▶ Auszug:
——————————
Für Banken und Versicherungen war das Zurückfahren der staatlichen Rente und die Förderung der privaten Altersvorsorge das Geschäft des Jahrhunderts. In Zuge dessen hat sich ein riesiger Apparat aufgebaut. Eine ganze Heerschar von Finanzvertrieblern verdient gutes Geld damit, die Produkte an den Mann/die Frau zu bringen. Aber nicht nur das – auch ein riesiger administrativer Aufwand ist entstanden: Zulagen und Förderungen müssen beantragt, genehmigt und überprüft werden. Würde man dies alles einmal aufbrechen, also dafür sorgen, dass nicht noch zig andere Parteien bei der eigenen Altersvorsorge mitverdienen bzw. für die Abwicklung bezahlt werden müssen, wäre schon sehr viel gewonnen.
Eine weitere Stellschraube im System: Die gesetzliche Rente funktioniert im Umlageverfahren. Das heißt: Das, was auf der einen Seite durch die Beitragszahler eingezahlt wird, wird auf der anderen Seite direkt wieder an die Rentenempfänger ausgezahlt. Keine Chance also, um mit dem Geld über Jahrzehnte zu arbeiten.
Bei der staatlich geförderten privaten Altersvorsorge (Riester, Rürup und Co.) spart jeder Versicherte über Jahrzehnte an, ein großer Teil der Beiträge wird am Kapitalmarkt angelegt.
Dadurch jedoch, dass jedem Einzahler garantiert wird, dass er zumindest seine eingezahlten Beiträge am Ende herausbekommt, werden die Gelder sehr konservativ und damit unrentabel angelegt.
——————————
▶ Anhand der Angaben:
A. Nach welchem Verfahren funktioniert dem Auszug über die Altersvorsorge zufolge die gesetzliche Rente?
B. Fassen Sie den Auszug über die Altersvorsorge in zwei Sätzen zusammen.
C. Setzen Sie den Auszug über die Altersvorsorge im Anschluss an seinen letzten Satz fort.
Die Zeilen stammen aus einer anderen Quelle als der Auszug.
——————————
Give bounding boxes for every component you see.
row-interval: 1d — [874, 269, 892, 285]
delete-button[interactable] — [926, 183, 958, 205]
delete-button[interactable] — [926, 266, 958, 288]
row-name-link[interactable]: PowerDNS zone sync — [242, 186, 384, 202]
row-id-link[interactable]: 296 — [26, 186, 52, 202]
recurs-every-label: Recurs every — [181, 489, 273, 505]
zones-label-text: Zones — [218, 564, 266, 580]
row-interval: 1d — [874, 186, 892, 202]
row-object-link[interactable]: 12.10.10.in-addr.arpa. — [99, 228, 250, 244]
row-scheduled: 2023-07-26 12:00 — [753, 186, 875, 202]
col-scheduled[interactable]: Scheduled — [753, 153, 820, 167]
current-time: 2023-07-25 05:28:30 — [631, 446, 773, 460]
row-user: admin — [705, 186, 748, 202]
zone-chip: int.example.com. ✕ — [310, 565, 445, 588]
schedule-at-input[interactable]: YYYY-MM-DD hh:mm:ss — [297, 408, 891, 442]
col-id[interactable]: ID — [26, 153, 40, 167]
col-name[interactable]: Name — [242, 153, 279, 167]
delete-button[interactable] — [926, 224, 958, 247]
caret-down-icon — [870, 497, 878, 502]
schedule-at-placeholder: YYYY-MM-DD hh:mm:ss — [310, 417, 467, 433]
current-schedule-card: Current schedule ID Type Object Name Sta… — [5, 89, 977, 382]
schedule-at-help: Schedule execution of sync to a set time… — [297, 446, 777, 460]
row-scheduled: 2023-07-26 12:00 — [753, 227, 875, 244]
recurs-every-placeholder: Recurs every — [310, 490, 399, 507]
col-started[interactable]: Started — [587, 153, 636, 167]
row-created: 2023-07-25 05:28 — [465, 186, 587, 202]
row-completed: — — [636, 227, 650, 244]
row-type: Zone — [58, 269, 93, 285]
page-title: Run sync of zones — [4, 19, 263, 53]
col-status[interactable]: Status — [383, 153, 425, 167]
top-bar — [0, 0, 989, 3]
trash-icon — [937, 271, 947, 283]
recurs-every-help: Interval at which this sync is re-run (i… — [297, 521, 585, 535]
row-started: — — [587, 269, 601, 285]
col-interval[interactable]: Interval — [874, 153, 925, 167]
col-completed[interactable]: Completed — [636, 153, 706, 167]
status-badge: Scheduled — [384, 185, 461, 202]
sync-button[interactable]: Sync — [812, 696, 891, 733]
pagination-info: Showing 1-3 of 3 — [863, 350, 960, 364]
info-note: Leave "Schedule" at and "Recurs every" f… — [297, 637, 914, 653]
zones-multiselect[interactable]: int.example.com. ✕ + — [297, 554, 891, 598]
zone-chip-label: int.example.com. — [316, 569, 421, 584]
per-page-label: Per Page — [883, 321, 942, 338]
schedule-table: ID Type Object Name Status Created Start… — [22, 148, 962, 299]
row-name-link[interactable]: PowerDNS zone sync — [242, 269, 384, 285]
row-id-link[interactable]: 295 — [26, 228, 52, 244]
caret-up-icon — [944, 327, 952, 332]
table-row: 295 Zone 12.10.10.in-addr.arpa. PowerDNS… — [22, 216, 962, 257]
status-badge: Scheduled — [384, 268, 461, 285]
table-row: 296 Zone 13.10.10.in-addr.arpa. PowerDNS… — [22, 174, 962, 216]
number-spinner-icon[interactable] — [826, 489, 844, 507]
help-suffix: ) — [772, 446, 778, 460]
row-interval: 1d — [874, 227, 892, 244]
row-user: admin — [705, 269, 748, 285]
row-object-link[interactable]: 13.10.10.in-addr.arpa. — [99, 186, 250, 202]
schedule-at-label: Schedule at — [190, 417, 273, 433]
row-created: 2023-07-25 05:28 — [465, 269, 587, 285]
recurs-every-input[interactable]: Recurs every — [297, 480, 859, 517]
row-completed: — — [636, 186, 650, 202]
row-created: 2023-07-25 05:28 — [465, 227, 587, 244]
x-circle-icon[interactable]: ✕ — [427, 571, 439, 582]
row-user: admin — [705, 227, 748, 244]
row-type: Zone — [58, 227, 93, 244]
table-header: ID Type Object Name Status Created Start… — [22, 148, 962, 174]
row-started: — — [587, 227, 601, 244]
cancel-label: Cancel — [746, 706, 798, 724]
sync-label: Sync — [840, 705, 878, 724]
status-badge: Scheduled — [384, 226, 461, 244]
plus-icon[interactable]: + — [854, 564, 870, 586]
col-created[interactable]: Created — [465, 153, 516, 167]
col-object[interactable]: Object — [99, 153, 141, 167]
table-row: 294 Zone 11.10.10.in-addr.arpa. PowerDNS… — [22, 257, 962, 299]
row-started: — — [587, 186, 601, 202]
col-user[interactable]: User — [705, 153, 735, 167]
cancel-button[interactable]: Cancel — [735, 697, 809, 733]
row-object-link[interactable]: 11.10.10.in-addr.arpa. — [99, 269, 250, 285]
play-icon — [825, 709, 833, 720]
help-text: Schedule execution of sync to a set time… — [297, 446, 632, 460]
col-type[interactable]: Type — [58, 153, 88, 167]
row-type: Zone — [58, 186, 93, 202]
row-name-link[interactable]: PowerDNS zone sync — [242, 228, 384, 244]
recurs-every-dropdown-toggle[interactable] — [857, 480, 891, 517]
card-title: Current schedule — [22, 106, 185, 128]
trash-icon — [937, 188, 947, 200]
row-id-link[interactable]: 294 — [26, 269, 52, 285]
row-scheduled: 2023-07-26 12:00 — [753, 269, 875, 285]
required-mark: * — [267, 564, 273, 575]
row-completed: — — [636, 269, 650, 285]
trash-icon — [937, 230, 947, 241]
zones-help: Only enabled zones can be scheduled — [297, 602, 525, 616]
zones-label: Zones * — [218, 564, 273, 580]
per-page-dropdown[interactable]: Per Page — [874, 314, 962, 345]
——————————
▶ Antworten je Aufgabe:
A. Im Umlageverfahren, bei dem die Einzahlungen der Beitragszahler direkt an die Rentenempfänger ausgezahlt werden.

B. Banken und Versicherungen haben vom Zurückfahren der staatlichen Rente und der Förderung der privaten Altersvorsorge stark profitiert, wobei ein riesiger Vertriebs- und Verwaltungsapparat entstanden ist. Die gesetzliche Rente arbeitet im Umlageverfahren ohne langfristige Anlage der Gelder, während die geförderte private Vorsorge wegen der Garantie der eingezahlten Beiträge sehr konservativ und damit unrentabel angelegt wird.

C.
Chancen des Aktienmarktes zum Beispiel werden nur in sehr geringem Ausmaß wahrgenommen. Die Antwort ist also einfach: Die Beiträge müssen besser, sprich rentabler, angelegt werden. Dass angesichts der Beitragsgarantie keine Versicherung das Risiko tragen möchte, ist in gewisser Weise zu verstehen. Würden alle gemeinsam das Risiko auf ihren Schultern verteilen, würde die Rechnung höchstwahrscheinlich aufgehen. Da dies die Versicherungsindustrie aus meiner Sicht nicht hinbekommt, könnte hier der Staat eine verantwortliche Rolle tragen.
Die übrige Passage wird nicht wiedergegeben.